— START OF DATA ENTRIES —

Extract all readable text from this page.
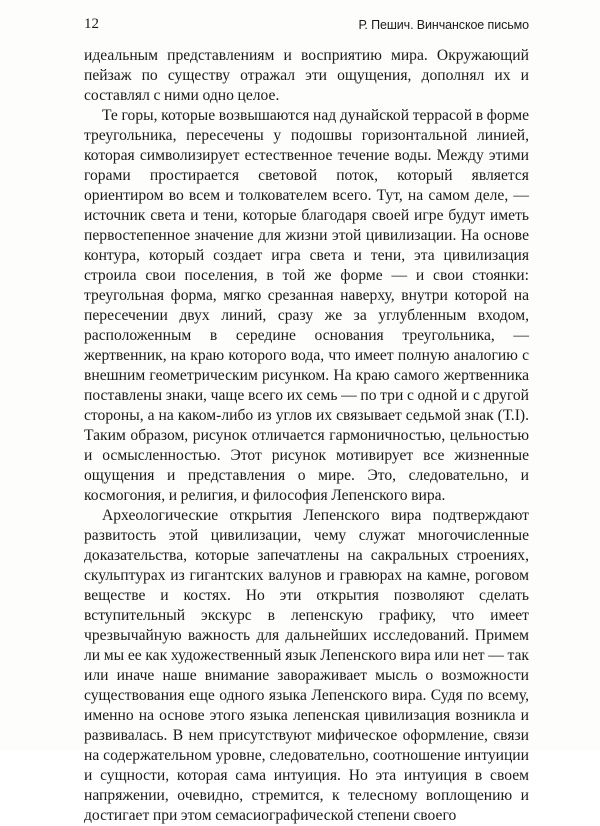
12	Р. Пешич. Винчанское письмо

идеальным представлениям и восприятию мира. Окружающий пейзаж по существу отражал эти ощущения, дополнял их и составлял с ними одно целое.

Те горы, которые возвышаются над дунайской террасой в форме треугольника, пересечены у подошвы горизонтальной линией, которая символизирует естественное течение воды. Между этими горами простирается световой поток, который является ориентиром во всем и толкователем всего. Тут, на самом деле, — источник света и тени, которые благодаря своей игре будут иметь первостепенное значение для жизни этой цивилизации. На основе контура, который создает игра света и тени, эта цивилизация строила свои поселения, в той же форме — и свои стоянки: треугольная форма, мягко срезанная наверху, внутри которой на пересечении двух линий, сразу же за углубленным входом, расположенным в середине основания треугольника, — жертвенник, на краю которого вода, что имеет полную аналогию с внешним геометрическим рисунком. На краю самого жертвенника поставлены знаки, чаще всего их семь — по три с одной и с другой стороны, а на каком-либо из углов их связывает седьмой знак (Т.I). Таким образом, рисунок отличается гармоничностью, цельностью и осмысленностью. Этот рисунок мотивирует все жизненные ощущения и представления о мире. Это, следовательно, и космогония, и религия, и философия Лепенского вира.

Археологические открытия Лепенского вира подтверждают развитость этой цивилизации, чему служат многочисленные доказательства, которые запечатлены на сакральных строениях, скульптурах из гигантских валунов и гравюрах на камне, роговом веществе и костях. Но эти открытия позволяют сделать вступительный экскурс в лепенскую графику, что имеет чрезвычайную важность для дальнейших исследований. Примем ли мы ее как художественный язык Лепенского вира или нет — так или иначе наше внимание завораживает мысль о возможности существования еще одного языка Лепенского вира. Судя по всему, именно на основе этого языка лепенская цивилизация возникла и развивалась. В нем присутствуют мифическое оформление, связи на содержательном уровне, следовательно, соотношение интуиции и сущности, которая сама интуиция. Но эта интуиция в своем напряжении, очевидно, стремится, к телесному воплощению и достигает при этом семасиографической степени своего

— END OF DATA ENTRIES —
— START OF DATA ENTRIES —

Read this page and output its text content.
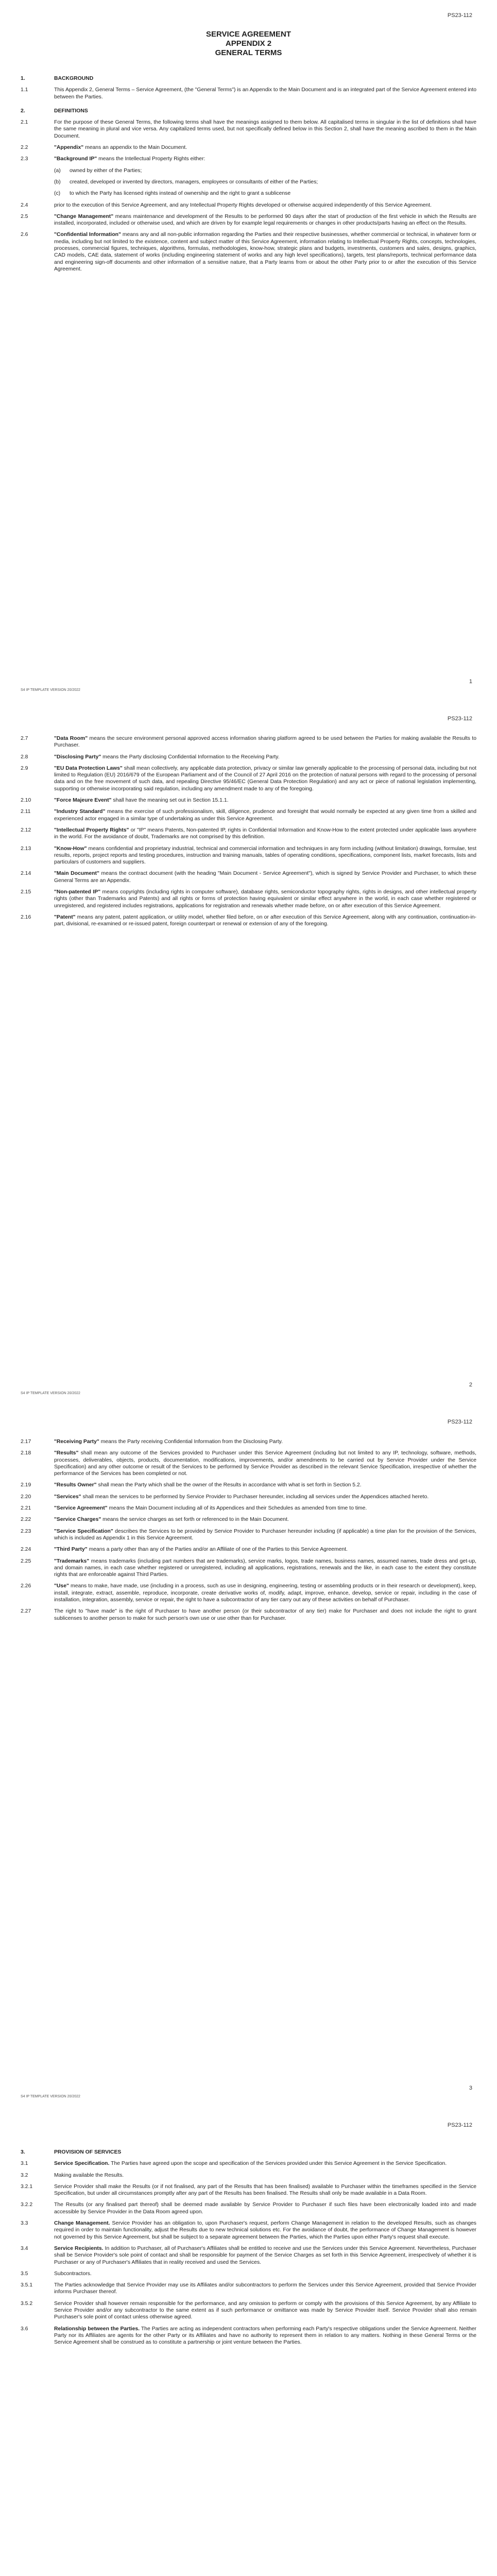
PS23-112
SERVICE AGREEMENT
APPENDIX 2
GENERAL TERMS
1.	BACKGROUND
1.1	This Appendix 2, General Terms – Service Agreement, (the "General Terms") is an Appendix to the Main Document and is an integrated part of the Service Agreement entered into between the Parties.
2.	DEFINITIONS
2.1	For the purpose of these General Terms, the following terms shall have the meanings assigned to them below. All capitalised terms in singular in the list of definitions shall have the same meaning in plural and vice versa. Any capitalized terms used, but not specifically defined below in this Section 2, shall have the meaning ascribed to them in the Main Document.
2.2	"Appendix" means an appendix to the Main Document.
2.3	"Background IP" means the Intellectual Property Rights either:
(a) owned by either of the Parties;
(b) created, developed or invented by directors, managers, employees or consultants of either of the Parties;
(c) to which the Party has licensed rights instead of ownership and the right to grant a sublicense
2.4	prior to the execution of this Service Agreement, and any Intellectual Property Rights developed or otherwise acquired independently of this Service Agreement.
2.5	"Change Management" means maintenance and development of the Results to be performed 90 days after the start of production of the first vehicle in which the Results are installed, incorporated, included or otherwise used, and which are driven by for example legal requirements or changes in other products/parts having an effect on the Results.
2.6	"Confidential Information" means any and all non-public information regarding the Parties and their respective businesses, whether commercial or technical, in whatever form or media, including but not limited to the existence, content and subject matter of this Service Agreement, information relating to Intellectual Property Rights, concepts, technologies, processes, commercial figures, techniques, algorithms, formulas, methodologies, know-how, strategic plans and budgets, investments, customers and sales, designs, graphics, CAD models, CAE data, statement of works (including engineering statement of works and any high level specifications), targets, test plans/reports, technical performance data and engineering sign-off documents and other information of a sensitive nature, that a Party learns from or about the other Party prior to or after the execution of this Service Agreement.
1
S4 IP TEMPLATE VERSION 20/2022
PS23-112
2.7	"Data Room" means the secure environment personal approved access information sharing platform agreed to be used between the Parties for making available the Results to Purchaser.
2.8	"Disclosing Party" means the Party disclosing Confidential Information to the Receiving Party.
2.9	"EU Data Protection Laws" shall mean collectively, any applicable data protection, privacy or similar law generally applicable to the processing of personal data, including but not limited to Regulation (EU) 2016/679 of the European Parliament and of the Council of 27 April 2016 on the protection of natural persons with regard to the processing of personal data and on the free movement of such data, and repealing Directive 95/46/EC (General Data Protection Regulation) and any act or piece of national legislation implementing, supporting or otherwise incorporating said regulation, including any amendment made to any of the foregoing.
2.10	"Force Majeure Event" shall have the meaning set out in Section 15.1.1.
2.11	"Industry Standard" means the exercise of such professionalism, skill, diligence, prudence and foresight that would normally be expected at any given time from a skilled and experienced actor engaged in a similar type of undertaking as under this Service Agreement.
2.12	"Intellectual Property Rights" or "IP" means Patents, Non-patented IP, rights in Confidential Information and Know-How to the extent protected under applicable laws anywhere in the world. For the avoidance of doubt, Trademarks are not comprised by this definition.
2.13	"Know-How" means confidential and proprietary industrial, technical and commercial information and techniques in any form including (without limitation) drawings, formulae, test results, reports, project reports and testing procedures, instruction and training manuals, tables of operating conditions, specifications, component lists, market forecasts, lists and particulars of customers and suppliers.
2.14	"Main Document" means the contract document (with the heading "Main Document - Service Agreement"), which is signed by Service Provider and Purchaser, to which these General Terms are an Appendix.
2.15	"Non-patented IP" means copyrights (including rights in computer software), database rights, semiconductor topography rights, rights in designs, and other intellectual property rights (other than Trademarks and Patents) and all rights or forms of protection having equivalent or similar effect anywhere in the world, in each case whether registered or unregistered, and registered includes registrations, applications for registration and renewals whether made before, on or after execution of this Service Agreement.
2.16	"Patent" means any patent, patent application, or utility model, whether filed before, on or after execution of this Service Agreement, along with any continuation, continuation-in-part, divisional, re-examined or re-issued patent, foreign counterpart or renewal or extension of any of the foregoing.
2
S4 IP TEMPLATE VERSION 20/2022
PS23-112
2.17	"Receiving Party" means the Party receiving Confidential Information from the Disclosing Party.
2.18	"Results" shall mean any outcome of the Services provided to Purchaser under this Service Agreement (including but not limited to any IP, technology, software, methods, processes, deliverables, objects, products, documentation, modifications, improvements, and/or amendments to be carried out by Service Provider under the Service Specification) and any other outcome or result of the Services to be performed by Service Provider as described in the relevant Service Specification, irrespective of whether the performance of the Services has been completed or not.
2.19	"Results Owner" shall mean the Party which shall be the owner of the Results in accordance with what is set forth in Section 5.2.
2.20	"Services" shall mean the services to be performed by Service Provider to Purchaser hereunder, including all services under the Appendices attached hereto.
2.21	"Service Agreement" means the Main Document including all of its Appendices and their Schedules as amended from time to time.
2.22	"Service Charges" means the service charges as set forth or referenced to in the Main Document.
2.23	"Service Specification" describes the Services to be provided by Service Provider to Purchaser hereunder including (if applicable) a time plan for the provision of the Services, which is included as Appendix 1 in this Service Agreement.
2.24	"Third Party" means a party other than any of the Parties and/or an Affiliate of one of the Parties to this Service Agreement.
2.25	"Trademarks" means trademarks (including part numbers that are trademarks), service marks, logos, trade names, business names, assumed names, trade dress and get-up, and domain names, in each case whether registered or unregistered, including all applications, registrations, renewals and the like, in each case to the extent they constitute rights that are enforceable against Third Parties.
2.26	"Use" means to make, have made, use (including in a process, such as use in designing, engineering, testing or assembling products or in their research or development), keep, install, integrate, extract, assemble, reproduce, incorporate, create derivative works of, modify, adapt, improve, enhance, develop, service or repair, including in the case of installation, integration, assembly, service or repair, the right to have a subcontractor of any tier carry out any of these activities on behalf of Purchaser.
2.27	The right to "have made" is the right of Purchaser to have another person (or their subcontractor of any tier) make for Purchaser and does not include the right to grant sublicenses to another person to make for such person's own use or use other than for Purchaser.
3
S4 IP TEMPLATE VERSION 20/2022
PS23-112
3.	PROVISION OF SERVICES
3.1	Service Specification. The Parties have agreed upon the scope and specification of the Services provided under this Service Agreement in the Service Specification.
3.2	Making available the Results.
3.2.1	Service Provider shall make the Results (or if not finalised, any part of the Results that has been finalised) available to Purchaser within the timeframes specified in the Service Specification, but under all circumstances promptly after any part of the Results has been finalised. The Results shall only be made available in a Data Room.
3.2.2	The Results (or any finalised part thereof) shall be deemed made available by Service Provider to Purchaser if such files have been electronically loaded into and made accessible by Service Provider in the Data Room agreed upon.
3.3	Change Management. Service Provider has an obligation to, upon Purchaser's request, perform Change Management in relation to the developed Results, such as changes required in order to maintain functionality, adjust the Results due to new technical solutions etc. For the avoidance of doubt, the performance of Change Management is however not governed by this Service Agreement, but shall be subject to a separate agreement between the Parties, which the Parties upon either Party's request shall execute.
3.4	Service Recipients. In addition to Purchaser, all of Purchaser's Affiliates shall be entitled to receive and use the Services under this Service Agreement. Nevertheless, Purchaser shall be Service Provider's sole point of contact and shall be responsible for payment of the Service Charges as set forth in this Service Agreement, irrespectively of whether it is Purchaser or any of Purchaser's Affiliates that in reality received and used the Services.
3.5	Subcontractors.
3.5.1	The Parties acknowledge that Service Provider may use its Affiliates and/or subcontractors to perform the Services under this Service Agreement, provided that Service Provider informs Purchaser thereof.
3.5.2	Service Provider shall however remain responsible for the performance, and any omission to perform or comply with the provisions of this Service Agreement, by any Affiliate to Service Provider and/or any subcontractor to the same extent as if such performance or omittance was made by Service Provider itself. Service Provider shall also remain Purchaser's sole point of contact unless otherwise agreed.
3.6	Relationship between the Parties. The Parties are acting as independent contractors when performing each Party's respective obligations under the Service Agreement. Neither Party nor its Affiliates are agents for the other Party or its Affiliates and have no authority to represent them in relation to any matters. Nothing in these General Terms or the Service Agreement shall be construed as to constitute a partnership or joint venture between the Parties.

— END OF DATA ENTRIES —
— START OF DATA ENTRIES —

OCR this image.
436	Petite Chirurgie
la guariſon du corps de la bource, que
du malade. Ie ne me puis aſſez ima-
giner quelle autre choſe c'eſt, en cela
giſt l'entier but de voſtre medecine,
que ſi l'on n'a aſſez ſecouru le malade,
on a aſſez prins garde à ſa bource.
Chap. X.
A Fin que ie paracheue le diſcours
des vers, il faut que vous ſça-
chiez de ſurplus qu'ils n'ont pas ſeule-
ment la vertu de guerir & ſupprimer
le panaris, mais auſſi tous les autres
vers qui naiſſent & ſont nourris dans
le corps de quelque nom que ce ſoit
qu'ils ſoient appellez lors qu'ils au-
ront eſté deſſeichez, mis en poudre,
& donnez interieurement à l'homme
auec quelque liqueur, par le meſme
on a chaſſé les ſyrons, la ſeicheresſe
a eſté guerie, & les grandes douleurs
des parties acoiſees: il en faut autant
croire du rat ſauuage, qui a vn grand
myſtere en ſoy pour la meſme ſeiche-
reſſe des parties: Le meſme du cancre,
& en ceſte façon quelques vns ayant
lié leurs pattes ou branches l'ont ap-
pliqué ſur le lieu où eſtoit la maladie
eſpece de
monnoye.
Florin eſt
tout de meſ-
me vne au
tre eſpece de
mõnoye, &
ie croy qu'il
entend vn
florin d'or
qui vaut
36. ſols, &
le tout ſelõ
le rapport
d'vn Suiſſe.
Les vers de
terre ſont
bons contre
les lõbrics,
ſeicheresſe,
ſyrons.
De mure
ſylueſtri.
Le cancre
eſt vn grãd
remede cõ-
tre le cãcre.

— END OF DATA ENTRIES —

- _EXERCISE TASK_
In the entries above, identify every line with the string "cancre".

- _TASK SOLUTION_
reſſe des parties: Le meſme du cancre,
Le cancre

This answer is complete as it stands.